>> BEGIN Data excerpts

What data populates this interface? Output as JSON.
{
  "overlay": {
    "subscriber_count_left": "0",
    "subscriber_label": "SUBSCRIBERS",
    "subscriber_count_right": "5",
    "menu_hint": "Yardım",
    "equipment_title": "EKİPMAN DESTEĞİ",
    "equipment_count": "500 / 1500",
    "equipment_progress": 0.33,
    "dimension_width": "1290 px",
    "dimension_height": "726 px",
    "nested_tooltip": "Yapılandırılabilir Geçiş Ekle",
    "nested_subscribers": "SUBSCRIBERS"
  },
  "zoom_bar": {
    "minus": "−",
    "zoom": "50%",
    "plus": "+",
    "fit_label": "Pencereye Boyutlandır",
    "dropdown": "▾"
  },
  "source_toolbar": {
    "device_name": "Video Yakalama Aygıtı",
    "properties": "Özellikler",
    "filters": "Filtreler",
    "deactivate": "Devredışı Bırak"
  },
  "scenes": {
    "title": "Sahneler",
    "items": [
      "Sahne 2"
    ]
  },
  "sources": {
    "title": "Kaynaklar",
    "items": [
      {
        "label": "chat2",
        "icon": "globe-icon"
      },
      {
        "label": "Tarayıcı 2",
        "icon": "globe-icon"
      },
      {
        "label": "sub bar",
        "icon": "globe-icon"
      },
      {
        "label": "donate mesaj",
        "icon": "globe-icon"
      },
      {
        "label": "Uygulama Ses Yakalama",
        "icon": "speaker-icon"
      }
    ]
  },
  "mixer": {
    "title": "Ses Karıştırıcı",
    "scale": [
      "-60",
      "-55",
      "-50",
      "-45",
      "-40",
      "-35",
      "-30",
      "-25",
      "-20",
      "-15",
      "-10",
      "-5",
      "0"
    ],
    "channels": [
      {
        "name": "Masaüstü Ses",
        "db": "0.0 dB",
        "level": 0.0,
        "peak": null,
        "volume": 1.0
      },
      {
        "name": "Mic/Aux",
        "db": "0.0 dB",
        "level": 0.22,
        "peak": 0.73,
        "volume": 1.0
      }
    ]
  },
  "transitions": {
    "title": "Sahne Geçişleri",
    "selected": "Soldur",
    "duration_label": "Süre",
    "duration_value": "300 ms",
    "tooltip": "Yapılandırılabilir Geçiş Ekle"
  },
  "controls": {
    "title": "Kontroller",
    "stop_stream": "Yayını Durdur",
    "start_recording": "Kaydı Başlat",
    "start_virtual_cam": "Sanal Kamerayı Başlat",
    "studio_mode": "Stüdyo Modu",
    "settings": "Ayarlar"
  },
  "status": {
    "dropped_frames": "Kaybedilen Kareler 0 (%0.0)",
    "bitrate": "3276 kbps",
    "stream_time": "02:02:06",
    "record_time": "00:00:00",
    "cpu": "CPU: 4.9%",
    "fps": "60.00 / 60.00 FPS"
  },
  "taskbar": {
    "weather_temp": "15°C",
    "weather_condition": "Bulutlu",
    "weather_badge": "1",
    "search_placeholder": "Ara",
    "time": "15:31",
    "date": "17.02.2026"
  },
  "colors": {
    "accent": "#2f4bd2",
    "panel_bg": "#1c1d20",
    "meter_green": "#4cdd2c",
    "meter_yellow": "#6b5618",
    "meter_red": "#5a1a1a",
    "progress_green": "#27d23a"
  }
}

>> END Data excerpts

What is asked
Retype all of the data shown above, word for word.

In response
What data populates this interface? Output as JSON.
{
  "overlay": {
    "subscriber_count_left": "0",
    "subscriber_label": "SUBSCRIBERS",
    "subscriber_count_right": "5",
    "menu_hint": "Yardım",
    "equipment_title": "EKİPMAN DESTEĞİ",
    "equipment_count": "500 / 1500",
    "equipment_progress": 0.33,
    "dimension_width": "1290 px",
    "dimension_height": "726 px",
    "nested_tooltip": "Yapılandırılabilir Geçiş Ekle",
    "nested_subscribers": "SUBSCRIBERS"
  },
  "zoom_bar": {
    "minus": "−",
    "zoom": "50%",
    "plus": "+",
    "fit_label": "Pencereye Boyutlandır",
    "dropdown": "▾"
  },
  "source_toolbar": {
    "device_name": "Video Yakalama Aygıtı",
    "properties": "Özellikler",
    "filters": "Filtreler",
    "deactivate": "Devredışı Bırak"
  },
  "scenes": {
    "title": "Sahneler",
    "items": [
      "Sahne 2"
    ]
  },
  "sources": {
    "title": "Kaynaklar",
    "items": [
      {
        "label": "chat2",
        "icon": "globe-icon"
      },
      {
        "label": "Tarayıcı 2",
        "icon": "globe-icon"
      },
      {
        "label": "sub bar",
        "icon": "globe-icon"
      },
      {
        "label": "donate mesaj",
        "icon": "globe-icon"
      },
      {
        "label": "Uygulama Ses Yakalama",
        "icon": "speaker-icon"
      }
    ]
  },
  "mixer": {
    "title": "Ses Karıştırıcı",
    "scale": [
      "-60",
      "-55",
      "-50",
      "-45",
      "-40",
      "-35",
      "-30",
      "-25",
      "-20",
      "-15",
      "-10",
      "-5",
      "0"
    ],
    "channels": [
      {
        "name": "Masaüstü Ses",
        "db": "0.0 dB",
        "level": 0.0,
        "peak": null,
        "volume": 1.0
      },
      {
        "name": "Mic/Aux",
        "db": "0.0 dB",
        "level": 0.22,
        "peak": 0.73,
        "volume": 1.0
      }
    ]
  },
  "transitions": {
    "title": "Sahne Geçişleri",
    "selected": "Soldur",
    "duration_label": "Süre",
    "duration_value": "300 ms",
    "tooltip": "Yapılandırılabilir Geçiş Ekle"
  },
  "controls": {
    "title": "Kontroller",
    "stop_stream": "Yayını Durdur",
    "start_recording": "Kaydı Başlat",
    "start_virtual_cam": "Sanal Kamerayı Başlat",
    "studio_mode": "Stüdyo Modu",
    "settings": "Ayarlar"
  },
  "status": {
    "dropped_frames": "Kaybedilen Kareler 0 (%0.0)",
    "bitrate": "3276 kbps",
    "stream_time": "02:02:06",
    "record_time": "00:00:00",
    "cpu": "CPU: 4.9%",
    "fps": "60.00 / 60.00 FPS"
  },
  "taskbar": {
    "weather_temp": "15°C",
    "weather_condition": "Bulutlu",
    "weather_badge": "1",
    "search_placeholder": "Ara",
    "time": "15:31",
    "date": "17.02.2026"
  },
  "colors": {
    "accent": "#2f4bd2",
    "panel_bg": "#1c1d20",
    "meter_green": "#4cdd2c",
    "meter_yellow": "#6b5618",
    "meter_red": "#5a1a1a",
    "progress_green": "#27d23a"
  }
}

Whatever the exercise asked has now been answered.